• **WHAT YOU HAVE TO DO**
Return the entries below in their exact form, leaving the pictures out.

• **Records from a data source**
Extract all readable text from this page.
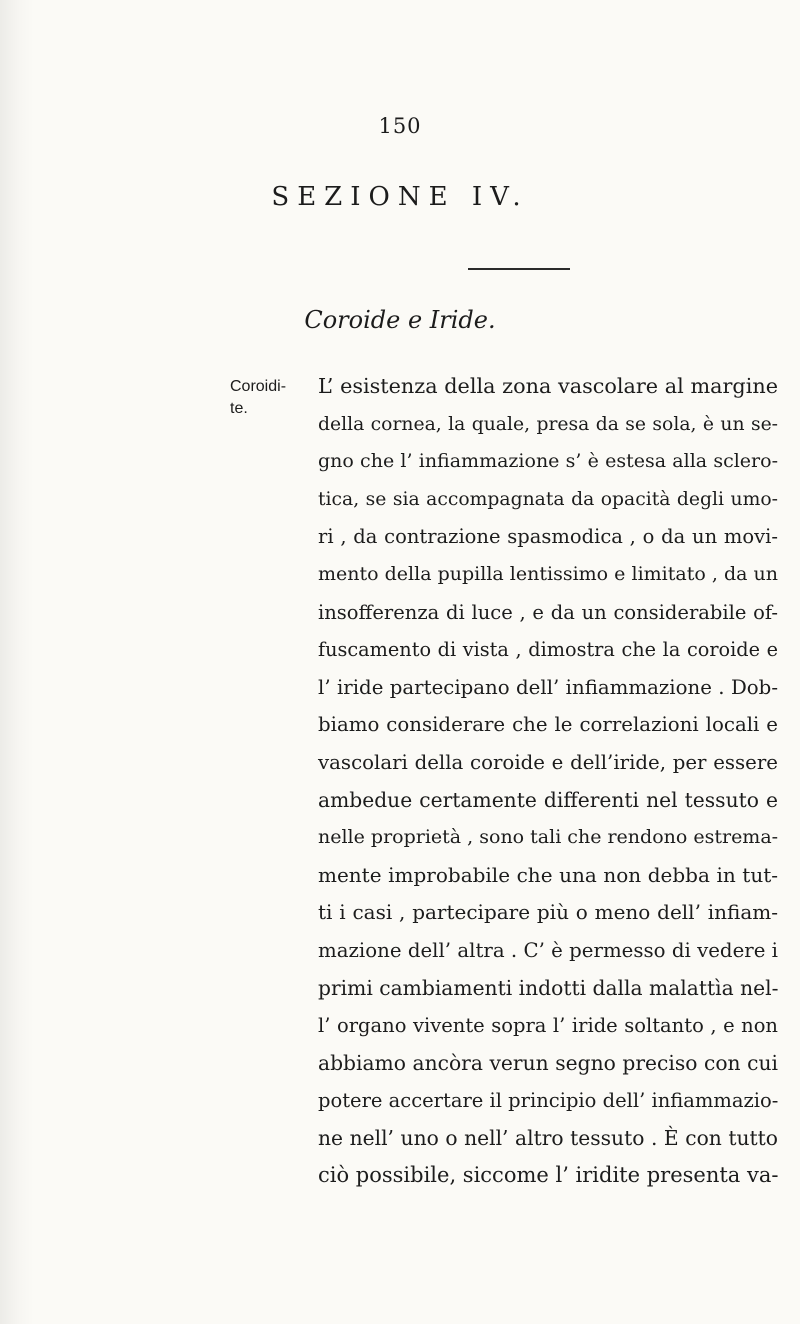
150
SEZIONE IV.
Coroide e Iride.
Coroidi-
te.
L’ esistenza della zona vascolare al margine
della cornea, la quale, presa da se sola, è un se-
gno che l’ infiammazione s’ è estesa alla sclero-
tica, se sia accompagnata da opacità degli umo-
ri , da contrazione spasmodica , o da un movi-
mento della pupilla lentissimo e limitato , da un
insofferenza di luce , e da un considerabile of-
fuscamento di vista , dimostra che la coroide e
l’ iride partecipano dell’ infiammazione . Dob-
biamo considerare che le correlazioni locali e
vascolari della coroide e dell’iride, per essere
ambedue certamente differenti nel tessuto e
nelle proprietà , sono tali che rendono estrema-
mente improbabile che una non debba in tut-
ti i casi , partecipare più o meno dell’ infiam-
mazione dell’ altra . C’ è permesso di vedere i
primi cambiamenti indotti dalla malattìa nel-
l’ organo vivente sopra l’ iride soltanto , e non
abbiamo ancòra verun segno preciso con cui
potere accertare il principio dell’ infiammazio-
ne nell’ uno o nell’ altro tessuto . È con tutto
ciò possibile, siccome l’ iridite presenta va-
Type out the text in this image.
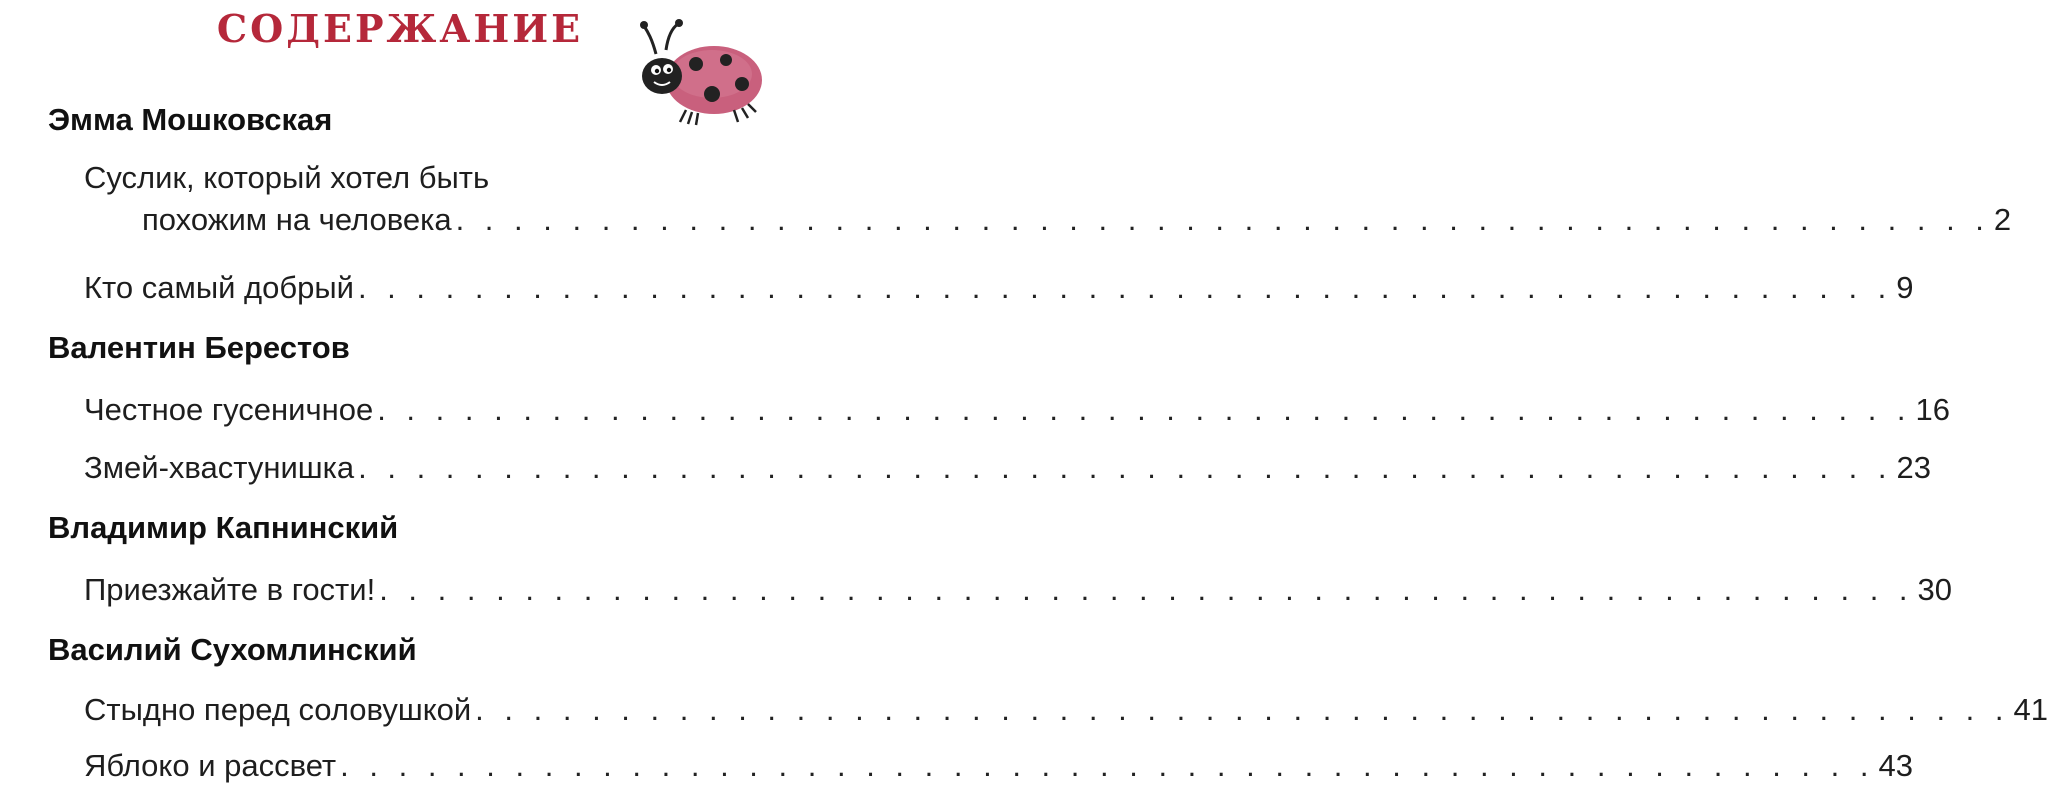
СОДЕРЖАНИЕ
Эмма Мошковская
Суслик, который хотел быть
похожим на человека . . .	2
Кто самый добрый . . .	9
Валентин Берестов
Честное гусеничное . . .	16
Змей-хвастунишка . . .	23
Владимир Капнинский
Приезжайте в гости! . . .	30
Василий Сухомлинский
Стыдно перед соловушкой . . .	41
Яблоко и рассвет . . .	43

• **COMPLETED TASK**
Extract all readable text from this page.
150
SEZIONE IV.
Coroide e Iride.
Coroidi-
te.
L’ esistenza della zona vascolare al margine
della cornea, la quale, presa da se sola, è un se-
gno che l’ infiammazione s’ è estesa alla sclero-
tica, se sia accompagnata da opacità degli umo-
ri , da contrazione spasmodica , o da un movi-
mento della pupilla lentissimo e limitato , da un
insofferenza di luce , e da un considerabile of-
fuscamento di vista , dimostra che la coroide e
l’ iride partecipano dell’ infiammazione . Dob-
biamo considerare che le correlazioni locali e
vascolari della coroide e dell’iride, per essere
ambedue certamente differenti nel tessuto e
nelle proprietà , sono tali che rendono estrema-
mente improbabile che una non debba in tut-
ti i casi , partecipare più o meno dell’ infiam-
mazione dell’ altra . C’ è permesso di vedere i
primi cambiamenti indotti dalla malattìa nel-
l’ organo vivente sopra l’ iride soltanto , e non
abbiamo ancòra verun segno preciso con cui
potere accertare il principio dell’ infiammazio-
ne nell’ uno o nell’ altro tessuto . È con tutto
ciò possibile, siccome l’ iridite presenta va-
Type out the text in this image.
СОДЕРЖАНИЕ
Эмма Мошковская
Суслик, который хотел быть
похожим на человека . . .	2
Кто самый добрый . . .	9
Валентин Берестов
Честное гусеничное . . .	16
Змей-хвастунишка . . .	23
Владимир Капнинский
Приезжайте в гости! . . .	30
Василий Сухомлинский
Стыдно перед соловушкой . . .	41
Яблоко и рассвет . . .	43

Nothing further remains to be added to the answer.